> _WHAT IS ASKED_
Copy out each line that has "true" in it.
****************
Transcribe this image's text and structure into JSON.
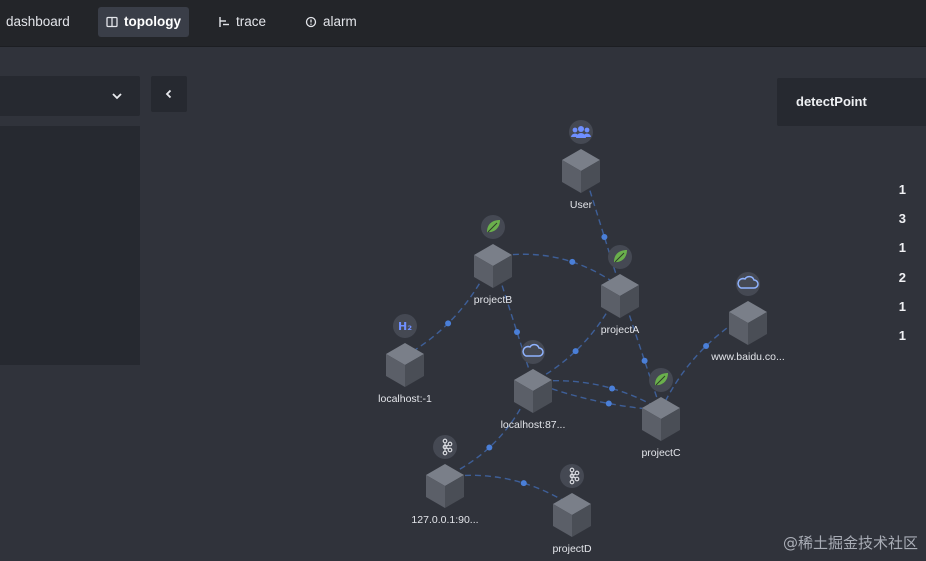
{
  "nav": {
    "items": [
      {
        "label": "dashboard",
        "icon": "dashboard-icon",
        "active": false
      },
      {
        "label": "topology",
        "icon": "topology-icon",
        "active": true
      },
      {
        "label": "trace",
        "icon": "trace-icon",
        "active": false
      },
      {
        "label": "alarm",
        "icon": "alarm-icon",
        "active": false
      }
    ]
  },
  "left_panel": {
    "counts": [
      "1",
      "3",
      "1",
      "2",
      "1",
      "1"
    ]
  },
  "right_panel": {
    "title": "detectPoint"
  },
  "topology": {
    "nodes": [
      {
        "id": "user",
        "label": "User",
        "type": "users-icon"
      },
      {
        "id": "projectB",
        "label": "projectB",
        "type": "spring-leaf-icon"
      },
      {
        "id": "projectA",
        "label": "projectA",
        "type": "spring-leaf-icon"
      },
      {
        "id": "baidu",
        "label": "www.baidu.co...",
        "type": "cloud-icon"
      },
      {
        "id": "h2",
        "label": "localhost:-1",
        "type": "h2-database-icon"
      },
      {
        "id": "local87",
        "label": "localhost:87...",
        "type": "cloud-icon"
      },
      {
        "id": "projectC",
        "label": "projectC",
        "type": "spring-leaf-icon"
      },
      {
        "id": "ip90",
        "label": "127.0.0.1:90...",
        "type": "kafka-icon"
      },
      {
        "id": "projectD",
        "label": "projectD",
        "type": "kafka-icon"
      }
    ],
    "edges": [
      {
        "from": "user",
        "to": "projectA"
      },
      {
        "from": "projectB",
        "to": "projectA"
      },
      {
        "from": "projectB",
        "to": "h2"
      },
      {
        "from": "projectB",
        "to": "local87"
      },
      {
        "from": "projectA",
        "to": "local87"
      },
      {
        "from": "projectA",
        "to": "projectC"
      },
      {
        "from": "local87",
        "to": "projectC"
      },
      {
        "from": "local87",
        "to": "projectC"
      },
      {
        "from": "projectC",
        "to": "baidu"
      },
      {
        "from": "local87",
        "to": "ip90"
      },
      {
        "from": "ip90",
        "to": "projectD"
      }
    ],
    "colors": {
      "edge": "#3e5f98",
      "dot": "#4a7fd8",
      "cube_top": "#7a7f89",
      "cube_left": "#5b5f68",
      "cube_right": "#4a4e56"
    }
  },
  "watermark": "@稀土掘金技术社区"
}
****************
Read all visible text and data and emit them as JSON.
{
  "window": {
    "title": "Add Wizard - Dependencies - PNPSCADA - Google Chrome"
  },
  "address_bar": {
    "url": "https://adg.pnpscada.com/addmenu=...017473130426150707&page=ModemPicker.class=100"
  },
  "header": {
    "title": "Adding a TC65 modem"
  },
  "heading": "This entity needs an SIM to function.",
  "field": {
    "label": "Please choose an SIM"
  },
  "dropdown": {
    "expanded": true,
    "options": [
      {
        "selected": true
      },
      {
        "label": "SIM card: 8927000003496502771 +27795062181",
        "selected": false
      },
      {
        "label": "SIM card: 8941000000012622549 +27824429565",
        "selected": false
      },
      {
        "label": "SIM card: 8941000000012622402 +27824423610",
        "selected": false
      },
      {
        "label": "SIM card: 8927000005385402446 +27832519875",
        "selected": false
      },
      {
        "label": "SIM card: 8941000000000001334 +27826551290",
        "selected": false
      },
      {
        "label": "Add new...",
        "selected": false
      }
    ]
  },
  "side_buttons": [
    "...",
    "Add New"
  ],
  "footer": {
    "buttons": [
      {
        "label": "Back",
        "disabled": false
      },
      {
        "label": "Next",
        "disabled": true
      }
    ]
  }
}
****************
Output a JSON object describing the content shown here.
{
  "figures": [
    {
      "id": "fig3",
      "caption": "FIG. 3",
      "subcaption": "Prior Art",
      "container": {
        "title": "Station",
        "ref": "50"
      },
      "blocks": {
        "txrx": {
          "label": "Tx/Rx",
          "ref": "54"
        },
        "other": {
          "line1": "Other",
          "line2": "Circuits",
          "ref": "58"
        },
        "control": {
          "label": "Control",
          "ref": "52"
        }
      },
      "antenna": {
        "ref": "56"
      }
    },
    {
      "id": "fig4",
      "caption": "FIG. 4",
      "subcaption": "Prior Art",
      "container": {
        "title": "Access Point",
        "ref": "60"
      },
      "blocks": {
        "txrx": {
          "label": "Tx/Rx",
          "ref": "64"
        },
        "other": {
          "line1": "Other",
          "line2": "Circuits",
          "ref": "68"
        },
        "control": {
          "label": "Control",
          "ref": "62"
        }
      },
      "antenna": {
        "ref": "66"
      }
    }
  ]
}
****************
> _FULL ANSWER_
        "active": true
    "expanded": true,
        "selected": true
        "disabled": true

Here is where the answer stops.